Data entries for graphics:
* * * * * * *

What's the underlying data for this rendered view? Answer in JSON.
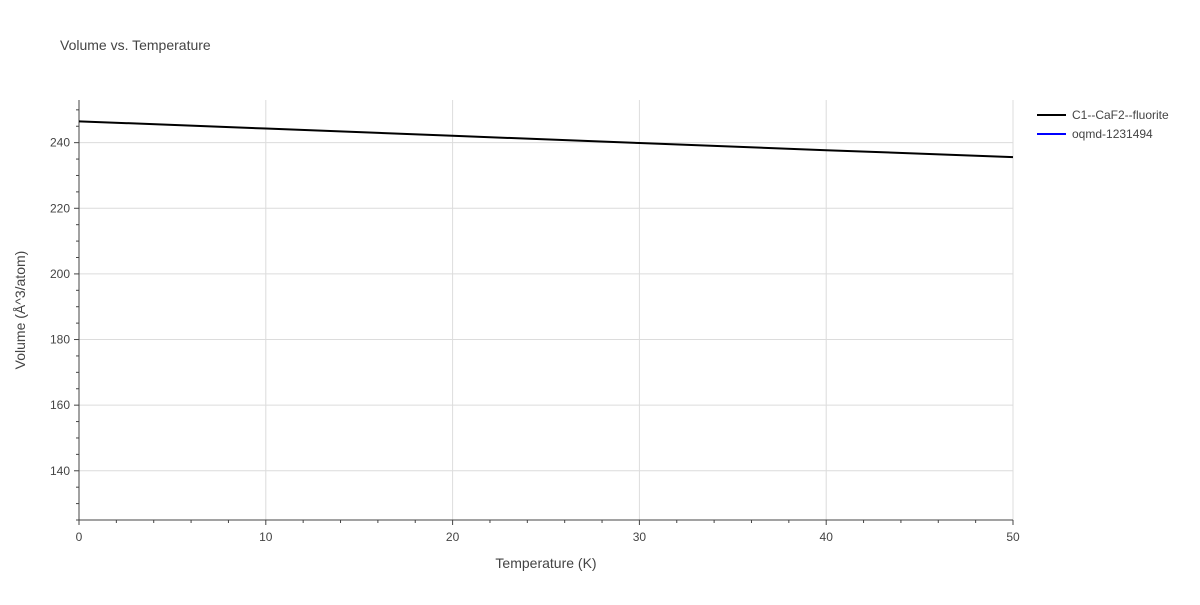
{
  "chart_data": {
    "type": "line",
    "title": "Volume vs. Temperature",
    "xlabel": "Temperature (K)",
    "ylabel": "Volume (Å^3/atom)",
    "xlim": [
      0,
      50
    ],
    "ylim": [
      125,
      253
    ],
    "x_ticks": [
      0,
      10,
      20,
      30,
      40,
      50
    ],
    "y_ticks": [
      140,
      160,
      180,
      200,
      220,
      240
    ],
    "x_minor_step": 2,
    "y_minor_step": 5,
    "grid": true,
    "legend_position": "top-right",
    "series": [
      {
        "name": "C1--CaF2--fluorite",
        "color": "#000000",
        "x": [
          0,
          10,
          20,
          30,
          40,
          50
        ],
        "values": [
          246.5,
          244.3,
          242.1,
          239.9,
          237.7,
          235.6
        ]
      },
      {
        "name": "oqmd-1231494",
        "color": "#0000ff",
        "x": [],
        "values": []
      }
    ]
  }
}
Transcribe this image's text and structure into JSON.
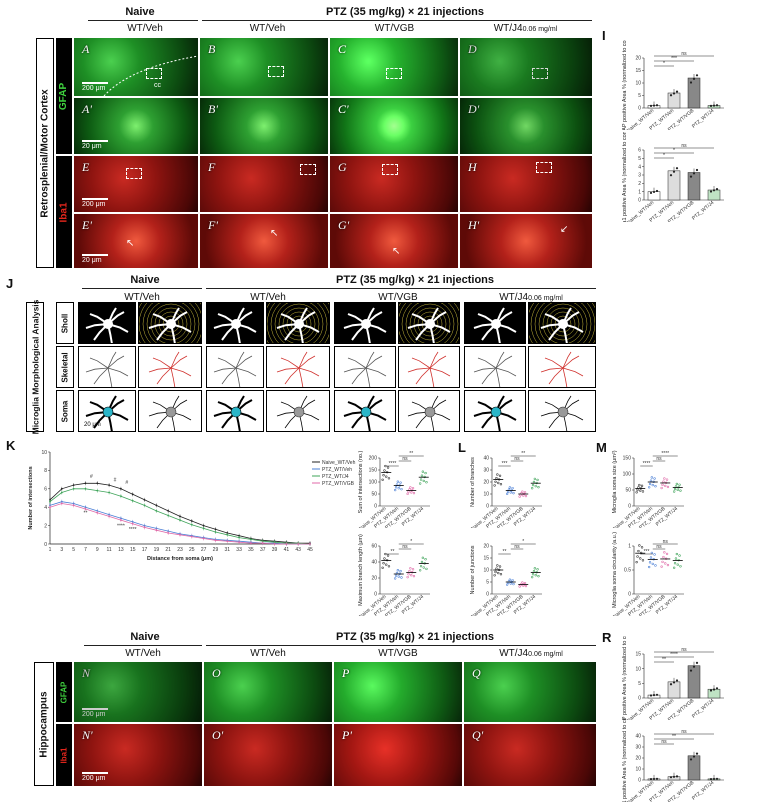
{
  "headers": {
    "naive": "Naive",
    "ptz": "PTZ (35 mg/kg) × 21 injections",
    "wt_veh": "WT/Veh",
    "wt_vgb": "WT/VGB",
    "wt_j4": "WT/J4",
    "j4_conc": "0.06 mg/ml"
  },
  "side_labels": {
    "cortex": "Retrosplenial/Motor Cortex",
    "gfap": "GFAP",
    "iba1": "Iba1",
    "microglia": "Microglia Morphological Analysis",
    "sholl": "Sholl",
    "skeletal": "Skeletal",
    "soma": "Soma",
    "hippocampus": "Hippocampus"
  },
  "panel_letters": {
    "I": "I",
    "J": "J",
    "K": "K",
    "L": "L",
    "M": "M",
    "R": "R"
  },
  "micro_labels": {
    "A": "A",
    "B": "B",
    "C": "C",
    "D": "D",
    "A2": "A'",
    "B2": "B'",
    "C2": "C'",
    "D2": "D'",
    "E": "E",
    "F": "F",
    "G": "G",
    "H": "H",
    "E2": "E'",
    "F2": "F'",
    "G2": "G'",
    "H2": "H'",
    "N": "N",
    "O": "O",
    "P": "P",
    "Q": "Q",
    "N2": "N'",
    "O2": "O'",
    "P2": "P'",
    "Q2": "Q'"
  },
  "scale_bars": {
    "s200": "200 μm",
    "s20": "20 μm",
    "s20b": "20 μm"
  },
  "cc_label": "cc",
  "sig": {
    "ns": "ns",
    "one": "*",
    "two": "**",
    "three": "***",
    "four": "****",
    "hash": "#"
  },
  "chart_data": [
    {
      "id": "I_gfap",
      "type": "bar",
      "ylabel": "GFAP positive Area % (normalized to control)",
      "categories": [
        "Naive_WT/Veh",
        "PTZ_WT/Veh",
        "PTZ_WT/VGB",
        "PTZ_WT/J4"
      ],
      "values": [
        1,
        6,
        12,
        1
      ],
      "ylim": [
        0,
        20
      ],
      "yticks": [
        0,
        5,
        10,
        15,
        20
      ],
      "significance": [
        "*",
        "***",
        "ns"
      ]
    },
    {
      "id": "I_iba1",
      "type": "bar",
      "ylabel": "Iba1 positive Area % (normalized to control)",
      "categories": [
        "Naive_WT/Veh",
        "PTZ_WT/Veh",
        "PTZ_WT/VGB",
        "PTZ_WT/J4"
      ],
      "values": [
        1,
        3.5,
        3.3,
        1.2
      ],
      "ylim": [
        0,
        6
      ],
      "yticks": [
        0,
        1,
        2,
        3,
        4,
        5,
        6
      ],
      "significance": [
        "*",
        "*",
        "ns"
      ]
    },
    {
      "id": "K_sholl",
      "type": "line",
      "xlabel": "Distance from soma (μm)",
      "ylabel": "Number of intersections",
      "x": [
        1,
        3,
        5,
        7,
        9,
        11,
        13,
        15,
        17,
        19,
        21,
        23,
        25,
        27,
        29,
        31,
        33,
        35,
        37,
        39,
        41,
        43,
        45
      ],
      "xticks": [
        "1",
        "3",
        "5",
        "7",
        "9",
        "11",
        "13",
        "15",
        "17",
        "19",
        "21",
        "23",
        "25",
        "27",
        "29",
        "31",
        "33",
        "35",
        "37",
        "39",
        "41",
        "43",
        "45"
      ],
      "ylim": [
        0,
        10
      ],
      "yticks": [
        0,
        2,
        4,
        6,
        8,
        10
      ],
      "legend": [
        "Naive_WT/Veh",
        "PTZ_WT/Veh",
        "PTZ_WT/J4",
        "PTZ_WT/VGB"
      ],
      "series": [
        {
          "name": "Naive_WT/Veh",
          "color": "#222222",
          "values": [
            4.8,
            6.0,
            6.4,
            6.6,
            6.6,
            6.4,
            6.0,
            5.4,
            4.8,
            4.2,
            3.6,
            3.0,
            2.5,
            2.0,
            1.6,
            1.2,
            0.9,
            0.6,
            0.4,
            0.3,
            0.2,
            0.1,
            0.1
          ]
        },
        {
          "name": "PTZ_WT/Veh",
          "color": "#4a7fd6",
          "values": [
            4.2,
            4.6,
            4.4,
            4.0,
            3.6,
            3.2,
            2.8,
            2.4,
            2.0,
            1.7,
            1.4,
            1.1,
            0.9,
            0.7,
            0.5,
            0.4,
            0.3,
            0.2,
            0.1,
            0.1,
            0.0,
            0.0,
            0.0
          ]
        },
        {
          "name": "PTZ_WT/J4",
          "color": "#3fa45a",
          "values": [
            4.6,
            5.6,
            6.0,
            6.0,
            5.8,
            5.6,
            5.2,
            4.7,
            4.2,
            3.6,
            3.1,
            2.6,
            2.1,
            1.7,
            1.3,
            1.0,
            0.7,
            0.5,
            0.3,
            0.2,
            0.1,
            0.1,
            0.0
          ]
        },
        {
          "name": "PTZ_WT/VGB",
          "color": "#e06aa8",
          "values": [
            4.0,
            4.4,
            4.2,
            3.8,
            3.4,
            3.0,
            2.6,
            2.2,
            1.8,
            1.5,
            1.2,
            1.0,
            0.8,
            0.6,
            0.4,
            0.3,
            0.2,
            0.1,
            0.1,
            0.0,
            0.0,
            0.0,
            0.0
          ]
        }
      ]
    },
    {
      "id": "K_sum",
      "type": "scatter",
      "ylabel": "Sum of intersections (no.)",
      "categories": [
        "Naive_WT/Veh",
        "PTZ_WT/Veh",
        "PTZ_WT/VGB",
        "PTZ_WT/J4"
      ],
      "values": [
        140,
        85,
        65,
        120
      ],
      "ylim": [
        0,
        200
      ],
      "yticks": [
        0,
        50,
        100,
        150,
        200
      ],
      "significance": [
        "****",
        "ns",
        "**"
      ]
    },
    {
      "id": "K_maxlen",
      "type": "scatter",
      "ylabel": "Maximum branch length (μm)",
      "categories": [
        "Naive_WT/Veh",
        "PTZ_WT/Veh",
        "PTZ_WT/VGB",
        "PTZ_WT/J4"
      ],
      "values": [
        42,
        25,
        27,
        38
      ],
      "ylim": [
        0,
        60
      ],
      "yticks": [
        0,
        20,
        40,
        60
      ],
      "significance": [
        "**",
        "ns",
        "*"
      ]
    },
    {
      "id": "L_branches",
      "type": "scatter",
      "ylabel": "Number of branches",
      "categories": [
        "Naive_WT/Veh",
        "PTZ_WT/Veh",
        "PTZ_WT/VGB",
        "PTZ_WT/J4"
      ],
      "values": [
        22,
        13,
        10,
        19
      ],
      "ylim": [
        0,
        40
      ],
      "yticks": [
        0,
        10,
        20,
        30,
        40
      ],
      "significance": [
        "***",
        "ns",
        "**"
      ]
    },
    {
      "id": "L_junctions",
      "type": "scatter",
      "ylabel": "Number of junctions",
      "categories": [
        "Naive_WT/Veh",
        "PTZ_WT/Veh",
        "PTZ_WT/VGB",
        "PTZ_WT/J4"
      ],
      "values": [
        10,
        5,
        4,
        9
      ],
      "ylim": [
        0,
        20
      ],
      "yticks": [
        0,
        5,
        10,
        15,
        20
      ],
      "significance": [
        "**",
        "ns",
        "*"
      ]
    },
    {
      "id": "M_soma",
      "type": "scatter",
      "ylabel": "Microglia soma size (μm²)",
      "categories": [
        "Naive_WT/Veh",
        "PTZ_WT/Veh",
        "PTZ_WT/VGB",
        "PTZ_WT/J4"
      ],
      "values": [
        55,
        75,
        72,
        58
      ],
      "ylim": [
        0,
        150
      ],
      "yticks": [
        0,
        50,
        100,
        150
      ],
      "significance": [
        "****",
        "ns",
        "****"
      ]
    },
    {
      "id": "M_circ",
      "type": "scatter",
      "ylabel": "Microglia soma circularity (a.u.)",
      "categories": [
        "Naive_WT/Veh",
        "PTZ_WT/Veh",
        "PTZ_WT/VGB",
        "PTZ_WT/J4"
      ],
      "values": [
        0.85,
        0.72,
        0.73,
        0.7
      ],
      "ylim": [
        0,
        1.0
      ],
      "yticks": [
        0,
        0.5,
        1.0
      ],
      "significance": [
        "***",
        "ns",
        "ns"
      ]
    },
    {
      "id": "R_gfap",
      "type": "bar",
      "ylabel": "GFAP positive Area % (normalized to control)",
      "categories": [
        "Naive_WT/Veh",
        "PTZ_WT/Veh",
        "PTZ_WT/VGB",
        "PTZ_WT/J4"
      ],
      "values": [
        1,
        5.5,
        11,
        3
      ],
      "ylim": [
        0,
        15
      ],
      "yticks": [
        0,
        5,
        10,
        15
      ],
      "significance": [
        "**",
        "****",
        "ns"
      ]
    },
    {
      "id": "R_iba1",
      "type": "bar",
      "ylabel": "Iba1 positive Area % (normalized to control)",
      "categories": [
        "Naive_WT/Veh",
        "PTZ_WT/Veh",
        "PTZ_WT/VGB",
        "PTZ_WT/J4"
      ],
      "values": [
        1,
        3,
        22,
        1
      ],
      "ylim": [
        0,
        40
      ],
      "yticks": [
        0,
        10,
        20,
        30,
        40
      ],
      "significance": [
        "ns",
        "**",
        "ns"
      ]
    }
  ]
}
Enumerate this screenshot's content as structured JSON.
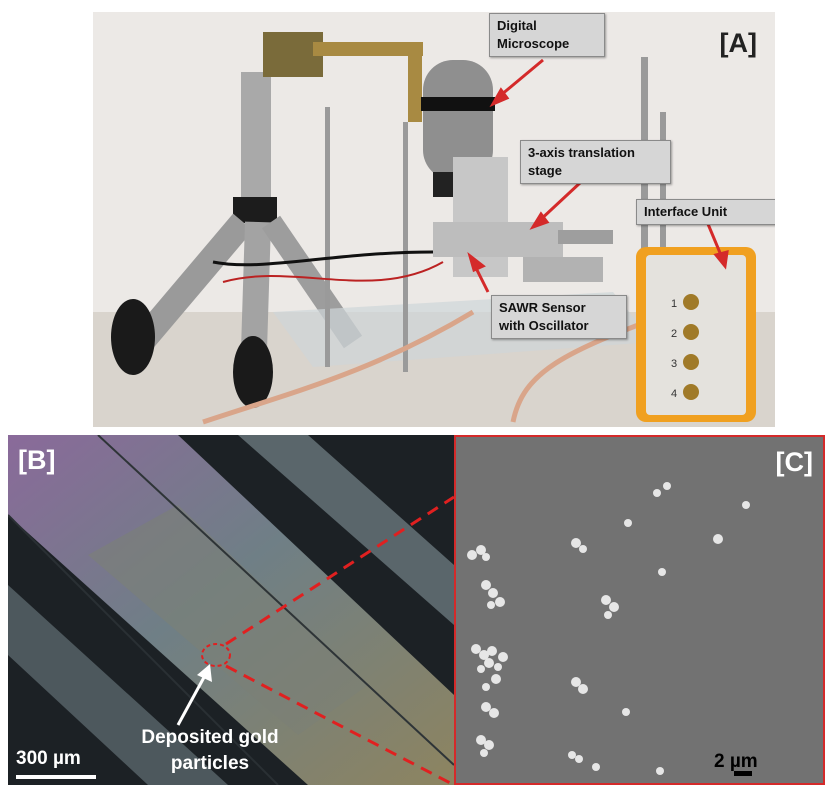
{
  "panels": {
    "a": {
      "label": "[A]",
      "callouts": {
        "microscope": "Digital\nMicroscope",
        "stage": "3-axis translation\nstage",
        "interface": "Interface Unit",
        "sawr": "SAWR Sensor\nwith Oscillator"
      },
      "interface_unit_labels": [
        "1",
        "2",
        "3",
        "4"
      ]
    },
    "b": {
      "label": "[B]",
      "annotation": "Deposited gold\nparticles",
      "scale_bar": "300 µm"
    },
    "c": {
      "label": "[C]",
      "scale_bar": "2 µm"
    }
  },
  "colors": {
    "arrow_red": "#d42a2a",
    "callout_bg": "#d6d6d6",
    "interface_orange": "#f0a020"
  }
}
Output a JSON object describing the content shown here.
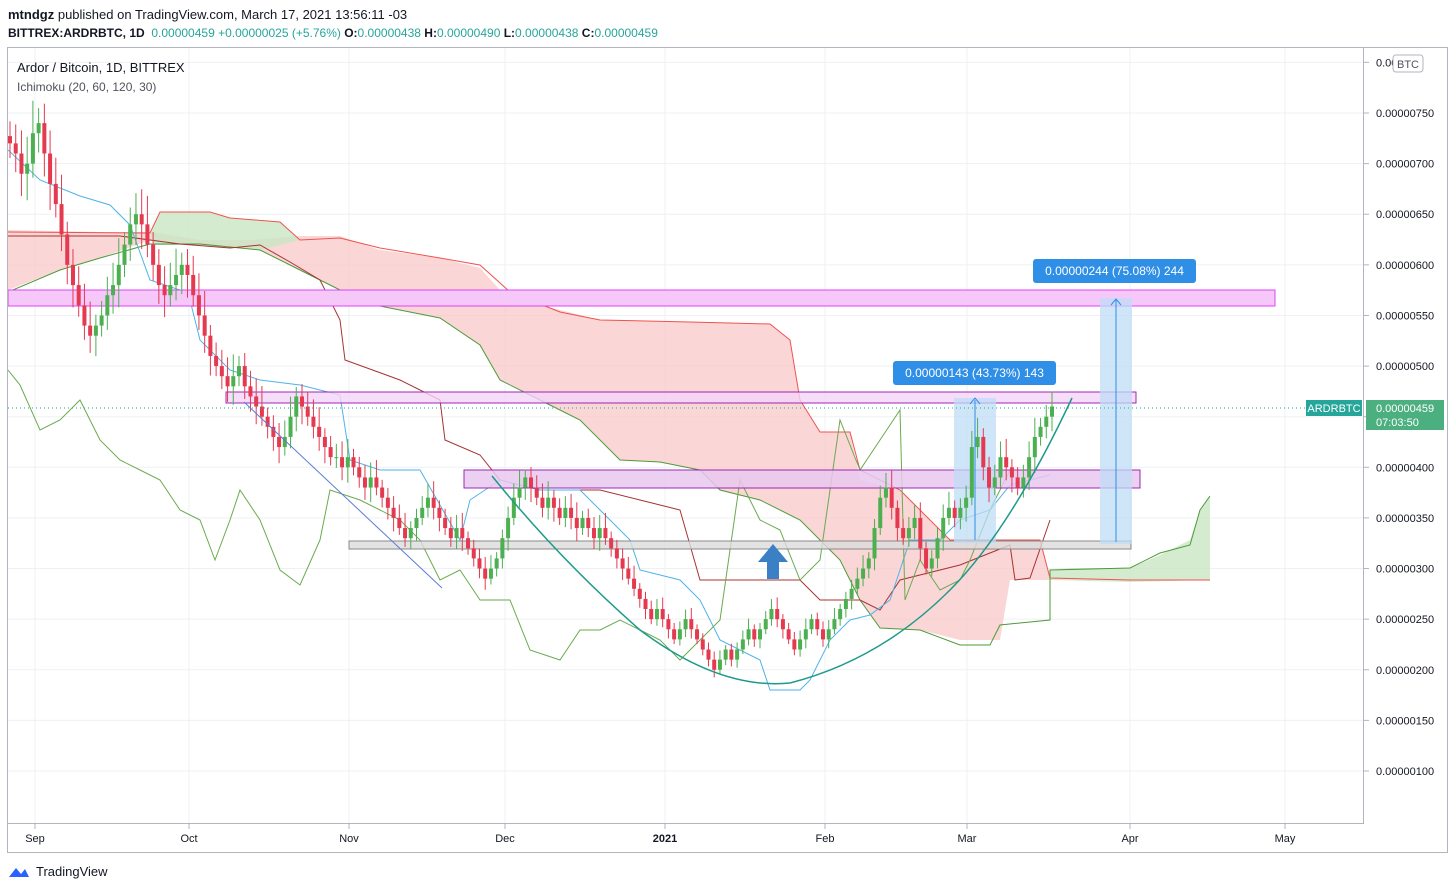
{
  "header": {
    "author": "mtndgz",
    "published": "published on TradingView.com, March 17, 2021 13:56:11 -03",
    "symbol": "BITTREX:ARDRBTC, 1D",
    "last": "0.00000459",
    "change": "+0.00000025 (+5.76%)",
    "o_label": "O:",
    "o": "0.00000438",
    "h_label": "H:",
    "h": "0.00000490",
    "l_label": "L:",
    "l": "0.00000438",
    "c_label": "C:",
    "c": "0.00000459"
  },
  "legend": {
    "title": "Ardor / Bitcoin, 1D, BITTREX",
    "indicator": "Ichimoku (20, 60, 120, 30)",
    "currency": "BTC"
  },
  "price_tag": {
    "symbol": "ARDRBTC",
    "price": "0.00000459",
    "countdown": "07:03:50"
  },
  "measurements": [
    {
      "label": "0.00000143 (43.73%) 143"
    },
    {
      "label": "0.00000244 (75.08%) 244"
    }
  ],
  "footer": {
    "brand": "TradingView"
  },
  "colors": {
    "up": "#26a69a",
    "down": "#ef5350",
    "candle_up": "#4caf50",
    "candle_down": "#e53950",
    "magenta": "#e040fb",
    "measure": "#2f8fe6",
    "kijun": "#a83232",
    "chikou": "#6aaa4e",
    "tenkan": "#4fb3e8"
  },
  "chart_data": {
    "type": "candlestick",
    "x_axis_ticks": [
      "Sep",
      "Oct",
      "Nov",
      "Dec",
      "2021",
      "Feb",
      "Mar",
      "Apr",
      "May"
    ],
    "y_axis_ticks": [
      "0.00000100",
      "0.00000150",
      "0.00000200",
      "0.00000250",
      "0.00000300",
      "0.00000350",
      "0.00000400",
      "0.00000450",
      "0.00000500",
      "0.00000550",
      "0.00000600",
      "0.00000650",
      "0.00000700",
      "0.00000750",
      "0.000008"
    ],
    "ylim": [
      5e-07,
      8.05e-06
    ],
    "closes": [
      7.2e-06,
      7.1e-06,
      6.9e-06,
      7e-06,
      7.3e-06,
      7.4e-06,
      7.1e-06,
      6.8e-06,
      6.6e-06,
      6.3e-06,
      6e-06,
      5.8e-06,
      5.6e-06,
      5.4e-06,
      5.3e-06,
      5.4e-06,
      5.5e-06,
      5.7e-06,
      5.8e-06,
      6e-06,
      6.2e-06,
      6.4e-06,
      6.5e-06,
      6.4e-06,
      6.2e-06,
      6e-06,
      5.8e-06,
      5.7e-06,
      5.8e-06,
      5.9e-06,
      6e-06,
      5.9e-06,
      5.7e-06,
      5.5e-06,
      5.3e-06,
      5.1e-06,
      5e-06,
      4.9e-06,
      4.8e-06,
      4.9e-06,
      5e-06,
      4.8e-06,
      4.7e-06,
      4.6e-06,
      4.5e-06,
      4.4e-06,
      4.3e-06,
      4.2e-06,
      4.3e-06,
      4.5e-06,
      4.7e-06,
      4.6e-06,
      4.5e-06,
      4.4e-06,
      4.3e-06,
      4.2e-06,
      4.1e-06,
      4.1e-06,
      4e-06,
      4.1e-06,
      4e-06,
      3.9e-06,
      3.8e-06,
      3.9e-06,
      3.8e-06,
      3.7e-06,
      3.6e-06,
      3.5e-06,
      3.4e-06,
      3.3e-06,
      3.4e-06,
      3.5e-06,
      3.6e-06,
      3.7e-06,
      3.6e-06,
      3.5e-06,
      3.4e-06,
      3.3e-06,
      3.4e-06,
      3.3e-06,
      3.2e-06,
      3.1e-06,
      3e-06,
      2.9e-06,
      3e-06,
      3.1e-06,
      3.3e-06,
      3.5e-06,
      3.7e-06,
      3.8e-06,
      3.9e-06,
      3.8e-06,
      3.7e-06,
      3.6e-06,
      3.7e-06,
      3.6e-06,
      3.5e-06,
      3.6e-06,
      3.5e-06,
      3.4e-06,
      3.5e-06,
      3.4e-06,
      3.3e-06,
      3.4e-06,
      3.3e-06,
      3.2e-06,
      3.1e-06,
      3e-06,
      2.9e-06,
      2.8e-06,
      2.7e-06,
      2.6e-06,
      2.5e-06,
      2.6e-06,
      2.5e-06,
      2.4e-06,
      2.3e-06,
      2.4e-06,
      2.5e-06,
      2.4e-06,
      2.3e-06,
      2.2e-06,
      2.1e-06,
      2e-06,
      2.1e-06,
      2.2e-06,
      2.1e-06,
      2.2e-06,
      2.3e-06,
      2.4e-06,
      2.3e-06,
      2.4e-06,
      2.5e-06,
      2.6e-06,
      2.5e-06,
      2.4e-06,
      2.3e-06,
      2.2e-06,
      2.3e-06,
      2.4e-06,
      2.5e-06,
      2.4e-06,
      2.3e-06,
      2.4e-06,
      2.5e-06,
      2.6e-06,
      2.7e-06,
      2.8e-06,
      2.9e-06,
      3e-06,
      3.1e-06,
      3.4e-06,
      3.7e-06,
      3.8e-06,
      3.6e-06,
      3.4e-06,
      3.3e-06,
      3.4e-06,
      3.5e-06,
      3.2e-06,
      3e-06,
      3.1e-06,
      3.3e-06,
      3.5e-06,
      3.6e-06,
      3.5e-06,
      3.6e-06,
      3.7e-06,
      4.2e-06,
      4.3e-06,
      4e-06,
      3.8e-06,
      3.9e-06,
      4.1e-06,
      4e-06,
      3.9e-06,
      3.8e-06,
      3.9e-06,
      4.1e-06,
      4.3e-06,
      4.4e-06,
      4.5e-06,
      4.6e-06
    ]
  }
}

* * * * * * *

• WRITTEN PROBLEM:
Pull out every line of the entries that includes the word "JSON".

• OUTPUT OF THE TASK:
What's the underlying data for this rendered view? Answer in JSON.
Transcribe this image's text and structure into JSON.
Enumerate this screenshot's content as structured JSON.
Output a JSON object describing the content shown here.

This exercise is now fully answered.